Prior Funding

"Transdifferentiation is the molecular underpinning of targeted therapy
resistance in gliomas"
Principal Investigator: Dr. Jihye Paik
Institution: Weill Medical College of Cornell University

Glioblastoma is the most common type of brain tumor and is still
incurable. The long-term goal of our study is to understand glioma
pathogenesis at a molecular level in order to develop effective therapies.
Scientists examining human glioblastomas have found many mutations
in a cell-surface receptor called epidermal growth factor receptor, or
EGFR. These mutations cause EGFR to be much more highly activated
than usual. As the name implies, EGFR has strong growth-promoting
functions and has been associated with several cancers. Unfortunately,
however, drugs targeting EGFR have failed to provide survival benefits to
glioblastoma patients. Our objective is to determine why these drugs are
ineffective and develop strategies to overcome their limitations.

::::::::::

-- Work task --
Continue the text about EGFR-targeted therapy resistance in glioblastoma from its last sentence. The lines after this point come from a separate source.

::::::::::

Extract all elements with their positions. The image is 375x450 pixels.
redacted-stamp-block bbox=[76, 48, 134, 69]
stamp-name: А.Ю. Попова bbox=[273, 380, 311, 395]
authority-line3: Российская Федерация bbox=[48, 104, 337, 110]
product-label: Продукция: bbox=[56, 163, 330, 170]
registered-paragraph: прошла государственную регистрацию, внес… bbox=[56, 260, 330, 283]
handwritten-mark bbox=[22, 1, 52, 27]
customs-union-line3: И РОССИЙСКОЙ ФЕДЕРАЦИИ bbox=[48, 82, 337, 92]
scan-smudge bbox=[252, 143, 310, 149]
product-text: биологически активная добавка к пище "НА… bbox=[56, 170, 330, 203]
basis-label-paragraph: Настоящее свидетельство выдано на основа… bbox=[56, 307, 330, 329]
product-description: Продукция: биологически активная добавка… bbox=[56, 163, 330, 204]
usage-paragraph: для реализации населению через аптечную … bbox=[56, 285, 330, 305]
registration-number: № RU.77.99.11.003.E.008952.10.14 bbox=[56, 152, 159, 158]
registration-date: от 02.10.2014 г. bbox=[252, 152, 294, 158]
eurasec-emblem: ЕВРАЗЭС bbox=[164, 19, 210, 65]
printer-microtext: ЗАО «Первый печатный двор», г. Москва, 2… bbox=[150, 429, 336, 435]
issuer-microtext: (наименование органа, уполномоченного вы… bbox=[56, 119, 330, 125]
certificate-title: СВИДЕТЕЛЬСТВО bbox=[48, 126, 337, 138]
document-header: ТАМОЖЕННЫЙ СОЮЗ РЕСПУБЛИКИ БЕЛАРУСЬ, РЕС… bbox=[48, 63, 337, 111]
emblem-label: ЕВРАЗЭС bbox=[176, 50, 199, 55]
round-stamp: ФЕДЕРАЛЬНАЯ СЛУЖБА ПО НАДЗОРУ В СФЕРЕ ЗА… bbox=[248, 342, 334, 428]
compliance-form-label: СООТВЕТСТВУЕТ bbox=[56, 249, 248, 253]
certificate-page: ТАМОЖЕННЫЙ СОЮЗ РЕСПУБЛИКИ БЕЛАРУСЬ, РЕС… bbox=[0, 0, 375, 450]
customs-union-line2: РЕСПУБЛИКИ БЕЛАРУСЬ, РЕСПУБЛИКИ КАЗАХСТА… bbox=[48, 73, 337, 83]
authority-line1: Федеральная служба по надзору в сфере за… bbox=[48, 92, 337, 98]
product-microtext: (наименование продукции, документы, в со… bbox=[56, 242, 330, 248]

::::::::::

-- Exercise result --
We have begun investigating this issue using human and mouse glioma
cells that we know are dependent on EGFR signaling. When we reduced
EGFR expression in the cells, they underwent a change in cell type,
specifically a mesenchymal subtype transition. Mesenchymal cells are
relatively undifferentiated and can develop into a broad range of cell
types. In our EGFR-inhibited cells, we also noticed an increase in the
expression of a transcription factor called SLUG, which is known to
promote a mesenchymal phenotype in developing embryos. When we
tried forcing SLUG expression in primary glioma cells, we indeed
observed our cells transitioning to a mesenchymal state, resembling
tumors in relapsing patients.
Based on these findings, we hypothesize that the source of anti-EGFR
therapy resistance is the transition of glioma cells to a mesenchymal
state wherein they no longer depend on EGFR signaling. Therefore,
therapies should be developed that target both EGFR signaling and the
subsequent emergence of mesenchymal cancerous tissue.